(Entries with figure data)
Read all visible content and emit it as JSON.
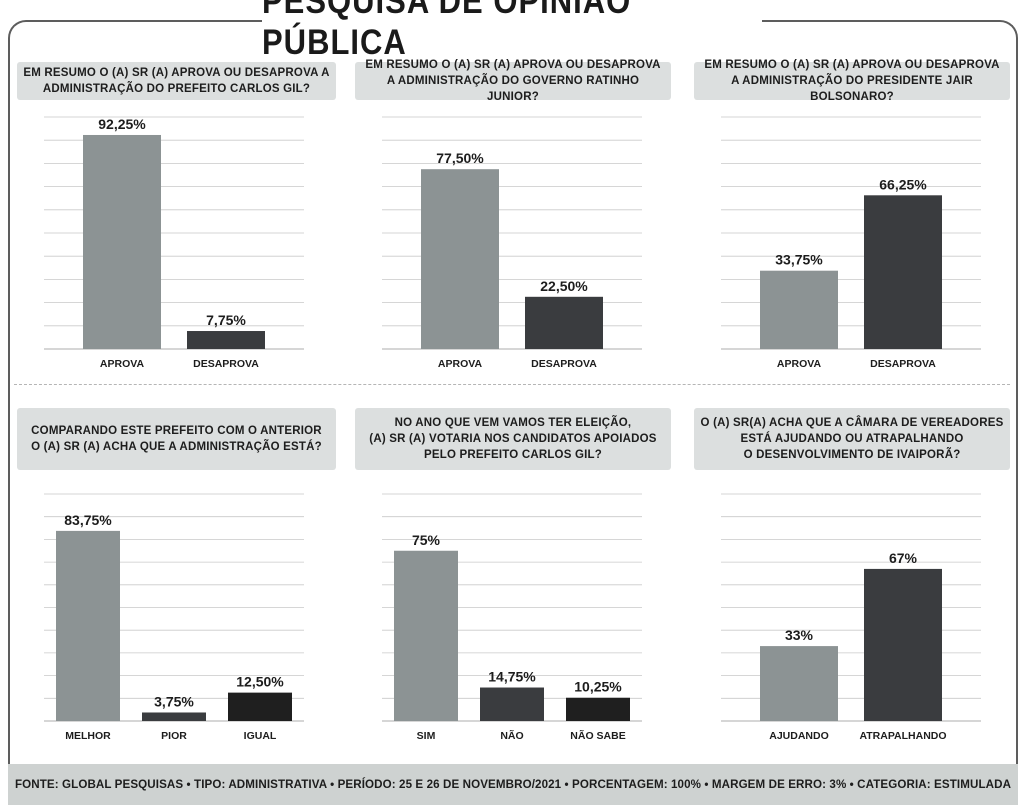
{
  "title": "PESQUISA DE OPINIÃO PÚBLICA",
  "footer": "FONTE: GLOBAL PESQUISAS • TIPO: ADMINISTRATIVA • PERÍODO: 25 E 26 DE NOVEMBRO/2021 • PORCENTAGEM: 100% • MARGEM DE ERRO: 3% • CATEGORIA: ESTIMULADA",
  "colors": {
    "light": "#8c9394",
    "dark": "#3a3c3f",
    "black": "#1f1f1f",
    "grid": "#c9c9c9",
    "question_bg": "#dcdfdf"
  },
  "chart_data": [
    {
      "type": "bar",
      "title": "EM RESUMO O (A) SR (A) APROVA OU DESAPROVA A\nADMINISTRAÇÃO DO PREFEITO CARLOS GIL?",
      "categories": [
        "APROVA",
        "DESAPROVA"
      ],
      "values": [
        92.25,
        7.75
      ],
      "labels": [
        "92,25%",
        "7,75%"
      ],
      "bar_colors": [
        "light",
        "dark"
      ],
      "ylim": [
        0,
        100
      ],
      "grid": true
    },
    {
      "type": "bar",
      "title": "EM RESUMO O (A) SR (A) APROVA OU DESAPROVA\nA ADMINISTRAÇÃO DO GOVERNO RATINHO JUNIOR?",
      "categories": [
        "APROVA",
        "DESAPROVA"
      ],
      "values": [
        77.5,
        22.5
      ],
      "labels": [
        "77,50%",
        "22,50%"
      ],
      "bar_colors": [
        "light",
        "dark"
      ],
      "ylim": [
        0,
        100
      ],
      "grid": true
    },
    {
      "type": "bar",
      "title": "EM RESUMO O (A) SR (A) APROVA OU DESAPROVA\nA ADMINISTRAÇÃO DO PRESIDENTE JAIR BOLSONARO?",
      "categories": [
        "APROVA",
        "DESAPROVA"
      ],
      "values": [
        33.75,
        66.25
      ],
      "labels": [
        "33,75%",
        "66,25%"
      ],
      "bar_colors": [
        "light",
        "dark"
      ],
      "ylim": [
        0,
        100
      ],
      "grid": true
    },
    {
      "type": "bar",
      "title": "COMPARANDO ESTE PREFEITO COM O ANTERIOR\nO (A) SR (A) ACHA QUE A ADMINISTRAÇÃO ESTÁ?",
      "categories": [
        "MELHOR",
        "PIOR",
        "IGUAL"
      ],
      "values": [
        83.75,
        3.75,
        12.5
      ],
      "labels": [
        "83,75%",
        "3,75%",
        "12,50%"
      ],
      "bar_colors": [
        "light",
        "dark",
        "black"
      ],
      "ylim": [
        0,
        100
      ],
      "grid": true
    },
    {
      "type": "bar",
      "title": "NO ANO QUE VEM VAMOS TER ELEIÇÃO,\n(A) SR (A) VOTARIA NOS CANDIDATOS APOIADOS\nPELO PREFEITO CARLOS GIL?",
      "categories": [
        "SIM",
        "NÃO",
        "NÃO SABE"
      ],
      "values": [
        75,
        14.75,
        10.25
      ],
      "labels": [
        "75%",
        "14,75%",
        "10,25%"
      ],
      "bar_colors": [
        "light",
        "dark",
        "black"
      ],
      "ylim": [
        0,
        100
      ],
      "grid": true
    },
    {
      "type": "bar",
      "title": "O (A) SR(A) ACHA QUE A CÂMARA DE VEREADORES\nESTÁ AJUDANDO OU ATRAPALHANDO\nO DESENVOLVIMENTO DE IVAIPORÃ?",
      "categories": [
        "AJUDANDO",
        "ATRAPALHANDO"
      ],
      "values": [
        33,
        67
      ],
      "labels": [
        "33%",
        "67%"
      ],
      "bar_colors": [
        "light",
        "dark"
      ],
      "ylim": [
        0,
        100
      ],
      "grid": true
    }
  ]
}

Challenge: Exclude the pictures, and transcribe all of the material exactly.

Solution:
Read all visible content and emit it as JSON.
{
  "title": "PESQUISA DE OPINIÃO PÚBLICA",
  "footer": "FONTE: GLOBAL PESQUISAS • TIPO: ADMINISTRATIVA • PERÍODO: 25 E 26 DE NOVEMBRO/2021 • PORCENTAGEM: 100% • MARGEM DE ERRO: 3% • CATEGORIA: ESTIMULADA",
  "colors": {
    "light": "#8c9394",
    "dark": "#3a3c3f",
    "black": "#1f1f1f",
    "grid": "#c9c9c9",
    "question_bg": "#dcdfdf"
  },
  "chart_data": [
    {
      "type": "bar",
      "title": "EM RESUMO O (A) SR (A) APROVA OU DESAPROVA A\nADMINISTRAÇÃO DO PREFEITO CARLOS GIL?",
      "categories": [
        "APROVA",
        "DESAPROVA"
      ],
      "values": [
        92.25,
        7.75
      ],
      "labels": [
        "92,25%",
        "7,75%"
      ],
      "bar_colors": [
        "light",
        "dark"
      ],
      "ylim": [
        0,
        100
      ],
      "grid": true
    },
    {
      "type": "bar",
      "title": "EM RESUMO O (A) SR (A) APROVA OU DESAPROVA\nA ADMINISTRAÇÃO DO GOVERNO RATINHO JUNIOR?",
      "categories": [
        "APROVA",
        "DESAPROVA"
      ],
      "values": [
        77.5,
        22.5
      ],
      "labels": [
        "77,50%",
        "22,50%"
      ],
      "bar_colors": [
        "light",
        "dark"
      ],
      "ylim": [
        0,
        100
      ],
      "grid": true
    },
    {
      "type": "bar",
      "title": "EM RESUMO O (A) SR (A) APROVA OU DESAPROVA\nA ADMINISTRAÇÃO DO PRESIDENTE JAIR BOLSONARO?",
      "categories": [
        "APROVA",
        "DESAPROVA"
      ],
      "values": [
        33.75,
        66.25
      ],
      "labels": [
        "33,75%",
        "66,25%"
      ],
      "bar_colors": [
        "light",
        "dark"
      ],
      "ylim": [
        0,
        100
      ],
      "grid": true
    },
    {
      "type": "bar",
      "title": "COMPARANDO ESTE PREFEITO COM O ANTERIOR\nO (A) SR (A) ACHA QUE A ADMINISTRAÇÃO ESTÁ?",
      "categories": [
        "MELHOR",
        "PIOR",
        "IGUAL"
      ],
      "values": [
        83.75,
        3.75,
        12.5
      ],
      "labels": [
        "83,75%",
        "3,75%",
        "12,50%"
      ],
      "bar_colors": [
        "light",
        "dark",
        "black"
      ],
      "ylim": [
        0,
        100
      ],
      "grid": true
    },
    {
      "type": "bar",
      "title": "NO ANO QUE VEM VAMOS TER ELEIÇÃO,\n(A) SR (A) VOTARIA NOS CANDIDATOS APOIADOS\nPELO PREFEITO CARLOS GIL?",
      "categories": [
        "SIM",
        "NÃO",
        "NÃO SABE"
      ],
      "values": [
        75,
        14.75,
        10.25
      ],
      "labels": [
        "75%",
        "14,75%",
        "10,25%"
      ],
      "bar_colors": [
        "light",
        "dark",
        "black"
      ],
      "ylim": [
        0,
        100
      ],
      "grid": true
    },
    {
      "type": "bar",
      "title": "O (A) SR(A) ACHA QUE A CÂMARA DE VEREADORES\nESTÁ AJUDANDO OU ATRAPALHANDO\nO DESENVOLVIMENTO DE IVAIPORÃ?",
      "categories": [
        "AJUDANDO",
        "ATRAPALHANDO"
      ],
      "values": [
        33,
        67
      ],
      "labels": [
        "33%",
        "67%"
      ],
      "bar_colors": [
        "light",
        "dark"
      ],
      "ylim": [
        0,
        100
      ],
      "grid": true
    }
  ]
}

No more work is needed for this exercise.